◆ Problem to solve ◆
Please write out, word for word, the stretch of the data below from its start through the line containing "warning-triangle-icon <box>480 197".

◆ Provided material ◆

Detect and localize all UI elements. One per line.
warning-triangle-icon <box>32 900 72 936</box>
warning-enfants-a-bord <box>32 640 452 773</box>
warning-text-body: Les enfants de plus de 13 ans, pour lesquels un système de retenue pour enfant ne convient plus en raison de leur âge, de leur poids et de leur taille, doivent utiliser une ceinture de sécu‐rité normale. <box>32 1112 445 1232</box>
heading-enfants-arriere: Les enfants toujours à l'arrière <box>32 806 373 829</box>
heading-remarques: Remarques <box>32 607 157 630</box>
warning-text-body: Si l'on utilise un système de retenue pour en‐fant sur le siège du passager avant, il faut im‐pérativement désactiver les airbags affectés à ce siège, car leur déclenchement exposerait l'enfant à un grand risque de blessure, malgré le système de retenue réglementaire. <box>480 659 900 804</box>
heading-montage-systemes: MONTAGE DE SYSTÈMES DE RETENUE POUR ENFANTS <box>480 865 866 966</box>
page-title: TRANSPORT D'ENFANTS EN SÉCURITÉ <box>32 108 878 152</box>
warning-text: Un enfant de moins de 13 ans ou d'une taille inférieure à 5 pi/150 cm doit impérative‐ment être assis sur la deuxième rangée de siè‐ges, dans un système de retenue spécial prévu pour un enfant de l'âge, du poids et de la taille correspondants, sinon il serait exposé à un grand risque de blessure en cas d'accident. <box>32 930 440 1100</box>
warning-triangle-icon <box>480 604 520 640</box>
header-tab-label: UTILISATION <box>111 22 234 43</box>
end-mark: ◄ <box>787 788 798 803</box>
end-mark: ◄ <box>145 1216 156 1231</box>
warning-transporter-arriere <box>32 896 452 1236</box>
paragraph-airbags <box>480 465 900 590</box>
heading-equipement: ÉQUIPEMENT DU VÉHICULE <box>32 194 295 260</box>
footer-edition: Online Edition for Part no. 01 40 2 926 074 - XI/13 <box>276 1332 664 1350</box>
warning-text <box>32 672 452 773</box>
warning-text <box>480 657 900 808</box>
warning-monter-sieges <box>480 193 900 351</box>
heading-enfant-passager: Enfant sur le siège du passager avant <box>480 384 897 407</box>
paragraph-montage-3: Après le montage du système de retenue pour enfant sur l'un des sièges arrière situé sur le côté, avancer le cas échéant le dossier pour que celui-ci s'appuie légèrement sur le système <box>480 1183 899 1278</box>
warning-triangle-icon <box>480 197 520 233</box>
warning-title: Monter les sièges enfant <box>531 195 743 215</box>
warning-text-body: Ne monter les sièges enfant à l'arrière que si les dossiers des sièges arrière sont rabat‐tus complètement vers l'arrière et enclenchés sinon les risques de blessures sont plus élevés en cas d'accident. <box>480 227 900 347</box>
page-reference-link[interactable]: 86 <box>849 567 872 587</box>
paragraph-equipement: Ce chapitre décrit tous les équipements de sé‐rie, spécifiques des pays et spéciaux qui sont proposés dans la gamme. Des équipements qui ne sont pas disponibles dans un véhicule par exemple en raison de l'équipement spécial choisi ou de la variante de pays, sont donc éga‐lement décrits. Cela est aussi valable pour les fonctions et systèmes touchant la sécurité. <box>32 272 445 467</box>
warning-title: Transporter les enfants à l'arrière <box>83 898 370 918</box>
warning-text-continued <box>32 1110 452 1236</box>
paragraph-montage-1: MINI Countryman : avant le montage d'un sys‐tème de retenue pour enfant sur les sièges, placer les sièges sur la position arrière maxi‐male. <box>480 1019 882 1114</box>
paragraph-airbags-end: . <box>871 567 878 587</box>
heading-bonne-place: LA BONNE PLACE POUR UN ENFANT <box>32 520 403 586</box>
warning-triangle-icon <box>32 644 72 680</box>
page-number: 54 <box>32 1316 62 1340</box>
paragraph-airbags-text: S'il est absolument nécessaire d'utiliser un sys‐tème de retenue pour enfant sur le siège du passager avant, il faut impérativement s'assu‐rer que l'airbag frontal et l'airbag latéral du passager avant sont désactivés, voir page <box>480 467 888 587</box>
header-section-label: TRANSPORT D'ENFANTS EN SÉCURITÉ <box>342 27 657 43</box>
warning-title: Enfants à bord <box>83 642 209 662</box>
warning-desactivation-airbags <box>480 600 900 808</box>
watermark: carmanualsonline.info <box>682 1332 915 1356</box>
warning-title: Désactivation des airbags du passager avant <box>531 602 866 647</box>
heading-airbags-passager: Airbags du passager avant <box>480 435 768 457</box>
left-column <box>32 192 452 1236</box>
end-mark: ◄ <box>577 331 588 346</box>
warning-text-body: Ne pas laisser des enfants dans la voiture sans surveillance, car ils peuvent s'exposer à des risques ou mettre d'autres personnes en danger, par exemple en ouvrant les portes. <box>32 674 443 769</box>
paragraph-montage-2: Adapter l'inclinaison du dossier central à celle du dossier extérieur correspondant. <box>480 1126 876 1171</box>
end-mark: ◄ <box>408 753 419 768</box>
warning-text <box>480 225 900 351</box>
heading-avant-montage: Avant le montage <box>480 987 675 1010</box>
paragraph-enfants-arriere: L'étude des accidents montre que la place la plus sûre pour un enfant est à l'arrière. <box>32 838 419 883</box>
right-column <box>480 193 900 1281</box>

◆ Written response ◆
Detect and localize all UI elements. One per line.
warning-triangle-icon <box>32 900 72 936</box>
warning-enfants-a-bord <box>32 640 452 773</box>
warning-text-body: Les enfants de plus de 13 ans, pour lesquels un système de retenue pour enfant ne convient plus en raison de leur âge, de leur poids et de leur taille, doivent utiliser une ceinture de sécu‐rité normale. <box>32 1112 445 1232</box>
heading-enfants-arriere: Les enfants toujours à l'arrière <box>32 806 373 829</box>
heading-remarques: Remarques <box>32 607 157 630</box>
warning-text-body: Si l'on utilise un système de retenue pour en‐fant sur le siège du passager avant, il faut im‐pérativement désactiver les airbags affectés à ce siège, car leur déclenchement exposerait l'enfant à un grand risque de blessure, malgré le système de retenue réglementaire. <box>480 659 900 804</box>
heading-montage-systemes: MONTAGE DE SYSTÈMES DE RETENUE POUR ENFANTS <box>480 865 866 966</box>
page-title: TRANSPORT D'ENFANTS EN SÉCURITÉ <box>32 108 878 152</box>
warning-text: Un enfant de moins de 13 ans ou d'une taille inférieure à 5 pi/150 cm doit impérative‐ment être assis sur la deuxième rangée de siè‐ges, dans un système de retenue spécial prévu pour un enfant de l'âge, du poids et de la taille correspondants, sinon il serait exposé à un grand risque de blessure en cas d'accident. <box>32 930 440 1100</box>
warning-triangle-icon <box>480 604 520 640</box>
header-tab-label: UTILISATION <box>111 22 234 43</box>
end-mark: ◄ <box>787 788 798 803</box>
end-mark: ◄ <box>145 1216 156 1231</box>
warning-transporter-arriere <box>32 896 452 1236</box>
paragraph-airbags <box>480 465 900 590</box>
heading-equipement: ÉQUIPEMENT DU VÉHICULE <box>32 194 295 260</box>
footer-edition: Online Edition for Part no. 01 40 2 926 074 - XI/13 <box>276 1332 664 1350</box>
warning-text <box>32 672 452 773</box>
warning-text <box>480 657 900 808</box>
warning-monter-sieges <box>480 193 900 351</box>
heading-enfant-passager: Enfant sur le siège du passager avant <box>480 384 897 407</box>
paragraph-montage-3: Après le montage du système de retenue pour enfant sur l'un des sièges arrière situé sur le côté, avancer le cas échéant le dossier pour que celui-ci s'appuie légèrement sur le système <box>480 1183 899 1278</box>
warning-triangle-icon <box>480 197 520 233</box>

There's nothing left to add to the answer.